### EXERCISE DETAILS
Reproduce all of the material word for word.
════
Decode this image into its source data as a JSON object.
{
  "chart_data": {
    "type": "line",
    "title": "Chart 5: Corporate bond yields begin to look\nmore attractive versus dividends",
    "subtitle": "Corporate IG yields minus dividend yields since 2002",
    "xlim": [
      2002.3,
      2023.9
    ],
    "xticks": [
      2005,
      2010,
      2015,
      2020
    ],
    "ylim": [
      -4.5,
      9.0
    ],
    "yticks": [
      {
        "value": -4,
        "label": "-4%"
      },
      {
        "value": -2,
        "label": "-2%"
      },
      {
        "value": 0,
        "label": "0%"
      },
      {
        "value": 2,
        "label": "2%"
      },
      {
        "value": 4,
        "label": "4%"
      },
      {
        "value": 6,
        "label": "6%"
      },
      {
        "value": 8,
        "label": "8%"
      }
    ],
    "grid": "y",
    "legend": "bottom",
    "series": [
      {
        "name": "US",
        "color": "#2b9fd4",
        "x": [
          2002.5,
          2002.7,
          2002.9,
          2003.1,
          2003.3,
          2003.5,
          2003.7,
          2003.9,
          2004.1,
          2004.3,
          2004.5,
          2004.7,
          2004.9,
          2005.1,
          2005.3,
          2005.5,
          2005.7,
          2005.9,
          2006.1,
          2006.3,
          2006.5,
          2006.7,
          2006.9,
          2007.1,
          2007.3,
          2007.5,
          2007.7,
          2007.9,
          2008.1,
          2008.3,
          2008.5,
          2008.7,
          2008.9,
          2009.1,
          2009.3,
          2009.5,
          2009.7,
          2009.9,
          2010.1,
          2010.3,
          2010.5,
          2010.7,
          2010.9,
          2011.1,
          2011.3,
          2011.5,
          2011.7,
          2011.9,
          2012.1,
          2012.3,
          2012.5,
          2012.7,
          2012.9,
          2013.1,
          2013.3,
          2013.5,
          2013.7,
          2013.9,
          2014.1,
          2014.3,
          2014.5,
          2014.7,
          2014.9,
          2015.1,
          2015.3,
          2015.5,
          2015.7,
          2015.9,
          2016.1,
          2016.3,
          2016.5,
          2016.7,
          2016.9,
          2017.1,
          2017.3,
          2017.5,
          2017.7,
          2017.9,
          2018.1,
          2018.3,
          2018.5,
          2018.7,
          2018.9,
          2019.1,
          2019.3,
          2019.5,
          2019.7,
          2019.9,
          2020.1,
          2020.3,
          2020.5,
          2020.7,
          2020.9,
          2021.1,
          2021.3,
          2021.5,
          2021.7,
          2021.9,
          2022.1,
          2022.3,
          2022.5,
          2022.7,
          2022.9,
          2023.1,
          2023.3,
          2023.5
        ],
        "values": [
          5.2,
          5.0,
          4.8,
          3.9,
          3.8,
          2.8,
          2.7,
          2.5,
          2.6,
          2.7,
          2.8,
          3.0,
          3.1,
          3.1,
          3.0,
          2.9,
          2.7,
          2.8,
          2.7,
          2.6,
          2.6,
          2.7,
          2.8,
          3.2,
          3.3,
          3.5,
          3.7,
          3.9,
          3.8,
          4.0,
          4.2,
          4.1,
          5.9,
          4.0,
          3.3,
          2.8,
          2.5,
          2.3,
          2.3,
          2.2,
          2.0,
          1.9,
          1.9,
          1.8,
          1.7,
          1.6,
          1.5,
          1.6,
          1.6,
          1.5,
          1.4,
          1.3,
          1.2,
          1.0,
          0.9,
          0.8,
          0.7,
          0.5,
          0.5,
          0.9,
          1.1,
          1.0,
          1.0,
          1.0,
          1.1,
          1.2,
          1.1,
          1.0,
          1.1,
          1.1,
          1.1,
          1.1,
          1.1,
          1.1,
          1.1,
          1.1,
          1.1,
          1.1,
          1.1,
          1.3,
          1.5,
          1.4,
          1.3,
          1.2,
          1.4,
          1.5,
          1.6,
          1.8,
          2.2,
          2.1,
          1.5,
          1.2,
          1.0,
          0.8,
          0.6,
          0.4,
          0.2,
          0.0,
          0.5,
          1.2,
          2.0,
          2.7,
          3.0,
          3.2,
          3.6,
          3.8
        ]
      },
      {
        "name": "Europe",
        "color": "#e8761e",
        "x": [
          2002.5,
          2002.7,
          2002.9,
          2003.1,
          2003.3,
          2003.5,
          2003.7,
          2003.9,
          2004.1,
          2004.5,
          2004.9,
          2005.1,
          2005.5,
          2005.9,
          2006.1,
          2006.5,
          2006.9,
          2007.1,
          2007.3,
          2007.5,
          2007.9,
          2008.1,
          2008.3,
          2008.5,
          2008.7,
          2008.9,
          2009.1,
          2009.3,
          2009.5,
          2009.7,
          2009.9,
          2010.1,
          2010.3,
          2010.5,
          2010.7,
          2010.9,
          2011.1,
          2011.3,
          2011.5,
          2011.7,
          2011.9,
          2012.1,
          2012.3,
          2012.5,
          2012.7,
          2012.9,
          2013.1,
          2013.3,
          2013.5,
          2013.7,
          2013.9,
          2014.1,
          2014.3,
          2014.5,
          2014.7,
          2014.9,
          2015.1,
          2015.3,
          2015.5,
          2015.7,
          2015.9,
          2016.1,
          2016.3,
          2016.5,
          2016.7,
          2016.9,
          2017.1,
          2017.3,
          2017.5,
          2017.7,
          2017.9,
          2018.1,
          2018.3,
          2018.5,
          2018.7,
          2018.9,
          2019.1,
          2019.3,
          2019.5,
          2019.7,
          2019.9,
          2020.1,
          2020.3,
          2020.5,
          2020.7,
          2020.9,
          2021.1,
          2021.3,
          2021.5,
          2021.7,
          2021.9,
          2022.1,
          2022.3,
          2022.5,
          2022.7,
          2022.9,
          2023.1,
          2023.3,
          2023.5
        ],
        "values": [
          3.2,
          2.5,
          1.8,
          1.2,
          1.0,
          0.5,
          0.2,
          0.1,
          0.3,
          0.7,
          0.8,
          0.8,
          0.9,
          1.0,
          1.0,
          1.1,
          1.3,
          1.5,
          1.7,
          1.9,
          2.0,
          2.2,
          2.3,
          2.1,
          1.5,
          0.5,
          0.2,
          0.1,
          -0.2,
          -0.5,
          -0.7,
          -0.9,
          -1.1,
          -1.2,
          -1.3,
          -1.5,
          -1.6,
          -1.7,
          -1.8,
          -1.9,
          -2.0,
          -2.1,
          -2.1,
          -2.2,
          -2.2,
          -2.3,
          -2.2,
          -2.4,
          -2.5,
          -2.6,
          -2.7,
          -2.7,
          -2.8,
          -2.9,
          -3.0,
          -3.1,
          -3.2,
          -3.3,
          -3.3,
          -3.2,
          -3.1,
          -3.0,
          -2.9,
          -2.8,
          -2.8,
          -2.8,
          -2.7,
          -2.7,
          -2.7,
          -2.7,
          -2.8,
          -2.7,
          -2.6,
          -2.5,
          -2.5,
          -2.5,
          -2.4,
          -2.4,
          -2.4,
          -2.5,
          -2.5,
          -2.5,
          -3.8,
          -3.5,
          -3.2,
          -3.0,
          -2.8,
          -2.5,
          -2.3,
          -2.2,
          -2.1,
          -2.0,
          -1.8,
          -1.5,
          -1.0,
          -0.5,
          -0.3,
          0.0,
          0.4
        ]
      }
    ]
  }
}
════
### TASK SOLUTION
Decode this image into its source data as a JSON object.
{
  "chart_data": {
    "type": "line",
    "title": "Chart 5: Corporate bond yields begin to look\nmore attractive versus dividends",
    "subtitle": "Corporate IG yields minus dividend yields since 2002",
    "xlim": [
      2002.3,
      2023.9
    ],
    "xticks": [
      2005,
      2010,
      2015,
      2020
    ],
    "ylim": [
      -4.5,
      9.0
    ],
    "yticks": [
      {
        "value": -4,
        "label": "-4%"
      },
      {
        "value": -2,
        "label": "-2%"
      },
      {
        "value": 0,
        "label": "0%"
      },
      {
        "value": 2,
        "label": "2%"
      },
      {
        "value": 4,
        "label": "4%"
      },
      {
        "value": 6,
        "label": "6%"
      },
      {
        "value": 8,
        "label": "8%"
      }
    ],
    "grid": "y",
    "legend": "bottom",
    "series": [
      {
        "name": "US",
        "color": "#2b9fd4",
        "x": [
          2002.5,
          2002.7,
          2002.9,
          2003.1,
          2003.3,
          2003.5,
          2003.7,
          2003.9,
          2004.1,
          2004.3,
          2004.5,
          2004.7,
          2004.9,
          2005.1,
          2005.3,
          2005.5,
          2005.7,
          2005.9,
          2006.1,
          2006.3,
          2006.5,
          2006.7,
          2006.9,
          2007.1,
          2007.3,
          2007.5,
          2007.7,
          2007.9,
          2008.1,
          2008.3,
          2008.5,
          2008.7,
          2008.9,
          2009.1,
          2009.3,
          2009.5,
          2009.7,
          2009.9,
          2010.1,
          2010.3,
          2010.5,
          2010.7,
          2010.9,
          2011.1,
          2011.3,
          2011.5,
          2011.7,
          2011.9,
          2012.1,
          2012.3,
          2012.5,
          2012.7,
          2012.9,
          2013.1,
          2013.3,
          2013.5,
          2013.7,
          2013.9,
          2014.1,
          2014.3,
          2014.5,
          2014.7,
          2014.9,
          2015.1,
          2015.3,
          2015.5,
          2015.7,
          2015.9,
          2016.1,
          2016.3,
          2016.5,
          2016.7,
          2016.9,
          2017.1,
          2017.3,
          2017.5,
          2017.7,
          2017.9,
          2018.1,
          2018.3,
          2018.5,
          2018.7,
          2018.9,
          2019.1,
          2019.3,
          2019.5,
          2019.7,
          2019.9,
          2020.1,
          2020.3,
          2020.5,
          2020.7,
          2020.9,
          2021.1,
          2021.3,
          2021.5,
          2021.7,
          2021.9,
          2022.1,
          2022.3,
          2022.5,
          2022.7,
          2022.9,
          2023.1,
          2023.3,
          2023.5
        ],
        "values": [
          5.2,
          5.0,
          4.8,
          3.9,
          3.8,
          2.8,
          2.7,
          2.5,
          2.6,
          2.7,
          2.8,
          3.0,
          3.1,
          3.1,
          3.0,
          2.9,
          2.7,
          2.8,
          2.7,
          2.6,
          2.6,
          2.7,
          2.8,
          3.2,
          3.3,
          3.5,
          3.7,
          3.9,
          3.8,
          4.0,
          4.2,
          4.1,
          5.9,
          4.0,
          3.3,
          2.8,
          2.5,
          2.3,
          2.3,
          2.2,
          2.0,
          1.9,
          1.9,
          1.8,
          1.7,
          1.6,
          1.5,
          1.6,
          1.6,
          1.5,
          1.4,
          1.3,
          1.2,
          1.0,
          0.9,
          0.8,
          0.7,
          0.5,
          0.5,
          0.9,
          1.1,
          1.0,
          1.0,
          1.0,
          1.1,
          1.2,
          1.1,
          1.0,
          1.1,
          1.1,
          1.1,
          1.1,
          1.1,
          1.1,
          1.1,
          1.1,
          1.1,
          1.1,
          1.1,
          1.3,
          1.5,
          1.4,
          1.3,
          1.2,
          1.4,
          1.5,
          1.6,
          1.8,
          2.2,
          2.1,
          1.5,
          1.2,
          1.0,
          0.8,
          0.6,
          0.4,
          0.2,
          0.0,
          0.5,
          1.2,
          2.0,
          2.7,
          3.0,
          3.2,
          3.6,
          3.8
        ]
      },
      {
        "name": "Europe",
        "color": "#e8761e",
        "x": [
          2002.5,
          2002.7,
          2002.9,
          2003.1,
          2003.3,
          2003.5,
          2003.7,
          2003.9,
          2004.1,
          2004.5,
          2004.9,
          2005.1,
          2005.5,
          2005.9,
          2006.1,
          2006.5,
          2006.9,
          2007.1,
          2007.3,
          2007.5,
          2007.9,
          2008.1,
          2008.3,
          2008.5,
          2008.7,
          2008.9,
          2009.1,
          2009.3,
          2009.5,
          2009.7,
          2009.9,
          2010.1,
          2010.3,
          2010.5,
          2010.7,
          2010.9,
          2011.1,
          2011.3,
          2011.5,
          2011.7,
          2011.9,
          2012.1,
          2012.3,
          2012.5,
          2012.7,
          2012.9,
          2013.1,
          2013.3,
          2013.5,
          2013.7,
          2013.9,
          2014.1,
          2014.3,
          2014.5,
          2014.7,
          2014.9,
          2015.1,
          2015.3,
          2015.5,
          2015.7,
          2015.9,
          2016.1,
          2016.3,
          2016.5,
          2016.7,
          2016.9,
          2017.1,
          2017.3,
          2017.5,
          2017.7,
          2017.9,
          2018.1,
          2018.3,
          2018.5,
          2018.7,
          2018.9,
          2019.1,
          2019.3,
          2019.5,
          2019.7,
          2019.9,
          2020.1,
          2020.3,
          2020.5,
          2020.7,
          2020.9,
          2021.1,
          2021.3,
          2021.5,
          2021.7,
          2021.9,
          2022.1,
          2022.3,
          2022.5,
          2022.7,
          2022.9,
          2023.1,
          2023.3,
          2023.5
        ],
        "values": [
          3.2,
          2.5,
          1.8,
          1.2,
          1.0,
          0.5,
          0.2,
          0.1,
          0.3,
          0.7,
          0.8,
          0.8,
          0.9,
          1.0,
          1.0,
          1.1,
          1.3,
          1.5,
          1.7,
          1.9,
          2.0,
          2.2,
          2.3,
          2.1,
          1.5,
          0.5,
          0.2,
          0.1,
          -0.2,
          -0.5,
          -0.7,
          -0.9,
          -1.1,
          -1.2,
          -1.3,
          -1.5,
          -1.6,
          -1.7,
          -1.8,
          -1.9,
          -2.0,
          -2.1,
          -2.1,
          -2.2,
          -2.2,
          -2.3,
          -2.2,
          -2.4,
          -2.5,
          -2.6,
          -2.7,
          -2.7,
          -2.8,
          -2.9,
          -3.0,
          -3.1,
          -3.2,
          -3.3,
          -3.3,
          -3.2,
          -3.1,
          -3.0,
          -2.9,
          -2.8,
          -2.8,
          -2.8,
          -2.7,
          -2.7,
          -2.7,
          -2.7,
          -2.8,
          -2.7,
          -2.6,
          -2.5,
          -2.5,
          -2.5,
          -2.4,
          -2.4,
          -2.4,
          -2.5,
          -2.5,
          -2.5,
          -3.8,
          -3.5,
          -3.2,
          -3.0,
          -2.8,
          -2.5,
          -2.3,
          -2.2,
          -2.1,
          -2.0,
          -1.8,
          -1.5,
          -1.0,
          -0.5,
          -0.3,
          0.0,
          0.4
        ]
      }
    ]
  }
}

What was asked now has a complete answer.